▸ **EXERCISE DESCRIPTION**
Transcribe the cloud-painting account below, starting with "I set up in" and going on through "sigh of relief.".

▸ **SELECTED EXTRACT**

# # # # #

I set up in the new spot three days in a row at the same time each afternoon, and the clouds I painted were there on the first day. The first day I came away with what looked like an unfinished underpainting sketch. The second day I turned it into the ultimate in banal mediocrity, truly awful, laden with superfluous detail; it fairly screamed "Bleah!" The third day I attacked it with a larger brush and the intent to loosen it up, make more of the larger shapes, and force myself to go faster so I didn't overwork any of it. Ta-da! Success! It came back to life with a sigh of relief.

But when I looked at it again in the studio, there was a problem—the sky and the ground looked like two separate, unconnected paintings. It took me a couple days to figure out that it was a color issue. I had painted the clouds pure white because that's how they'd looked early in the afternoon when I started on the first day. But by the time I got around to painting the house and trees, I was seeing warmer, late afternoon light on the house, and trying to get the fall colors in the trees. So the sky looked cool, but everything else looked warm. In the studio, I painted over the clouds with the same pale yellow of the house, and that pulled the two parts of the painting together like a good zipper—it was one image now. But the next day I wasn't quite happy with the yellow; I was unable to recall ever having seen pure yellow clouds. So I tried pale yellow orange, and after I did the clouds, I used the same color to warm up the house a little bit. And that seemed to finally do it.

Clouds #12
I tried one more little cloud painting that week, this time on an 8x10 canvas panel. It was an exceptionally beautiful bunch of clouds—for about 3 minutes—then a huge gray mass blew in from the north to cover the whole sky, and it began drizzling. I took shelter under my woodshed overhang and kept trying to paint what I thought I had seen. Fortunately, I had my camera with me and had taken a shot right before I started painting. When I got back in the studio and looked at the photo, I hadn't even come close to getting the cloud shapes, so on the next day while it was raining, I tried doing a studio painting over the same panel from the photo. Like the other plain air painting above, it was awful. I tried two different color schemes for the clouds, and they were even worse. So I decided (a) it was too detailed, and (b) I'm no good (at least not yet) at making up cloud color schemes. I searched through my photos for an authentic color source for the clouds and, again, took a larger brush and worked over the painting as fast as I could, not worrying about the brushstrokes but just trying to get the colors and values right. Again, that approach gave me a much better painting. Not great, but not awful, either.

# # # # #

▸ **SUPPLIED INFORMATION**

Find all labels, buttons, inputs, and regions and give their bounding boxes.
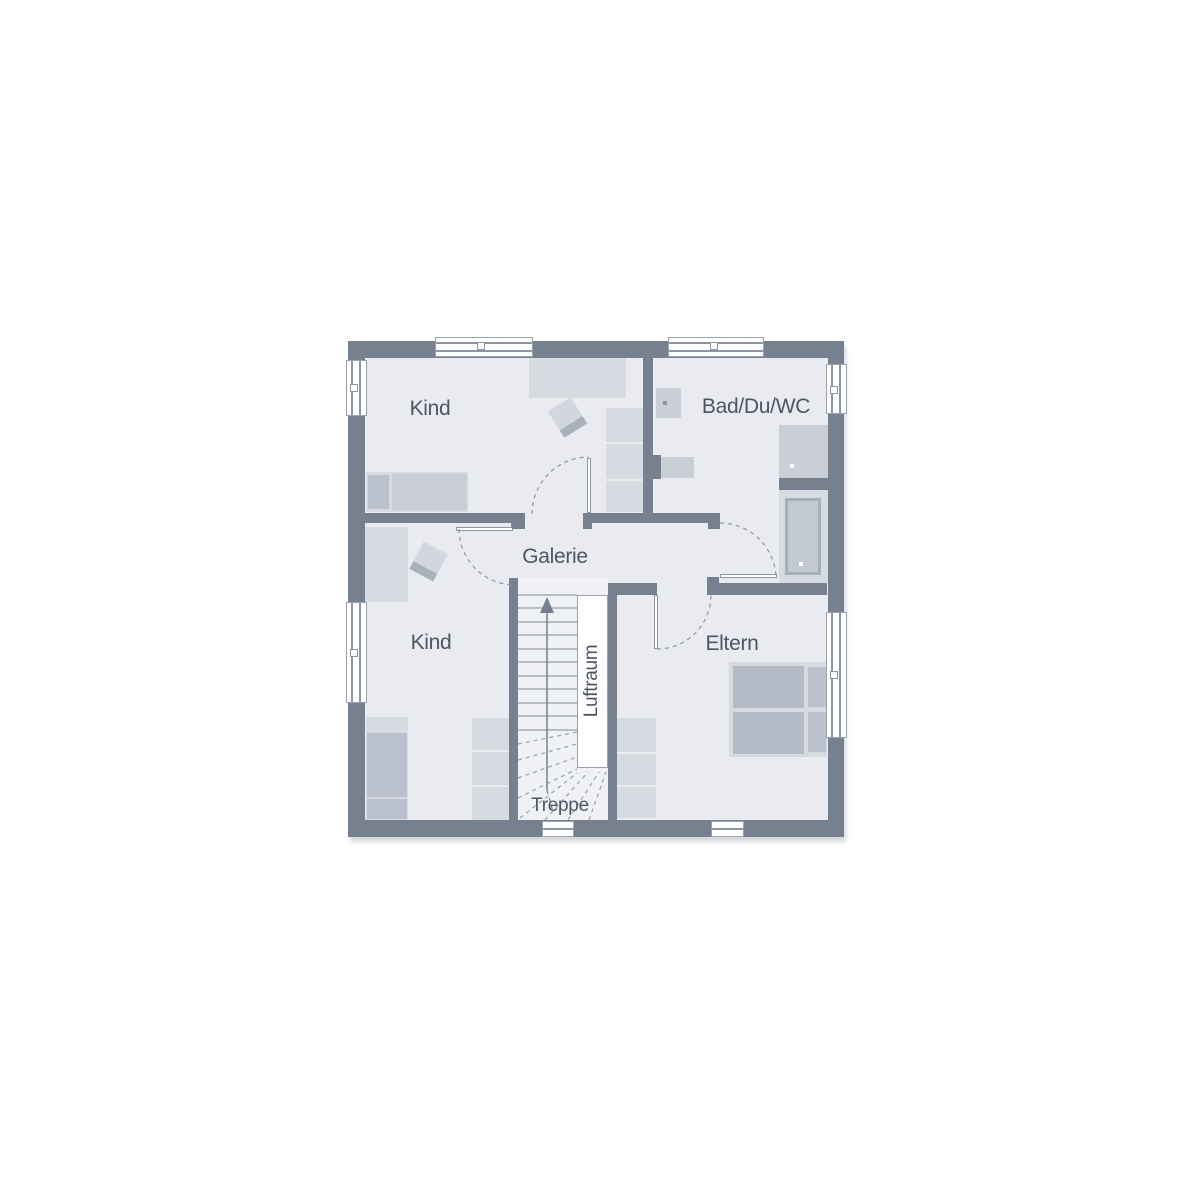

# # # # #

▸ **WRITTEN RESPONSE**
I set up in the new spot three days in a row at the same time each afternoon, and the clouds I painted were there on the first day. The first day I came away with what looked like an unfinished underpainting sketch. The second day I turned it into the ultimate in banal mediocrity, truly awful, laden with superfluous detail; it fairly screamed "Bleah!" The third day I attacked it with a larger brush and the intent to loosen it up, make more of the larger shapes, and force myself to go faster so I didn't overwork any of it. Ta-da! Success! It came back to life with a sigh of relief.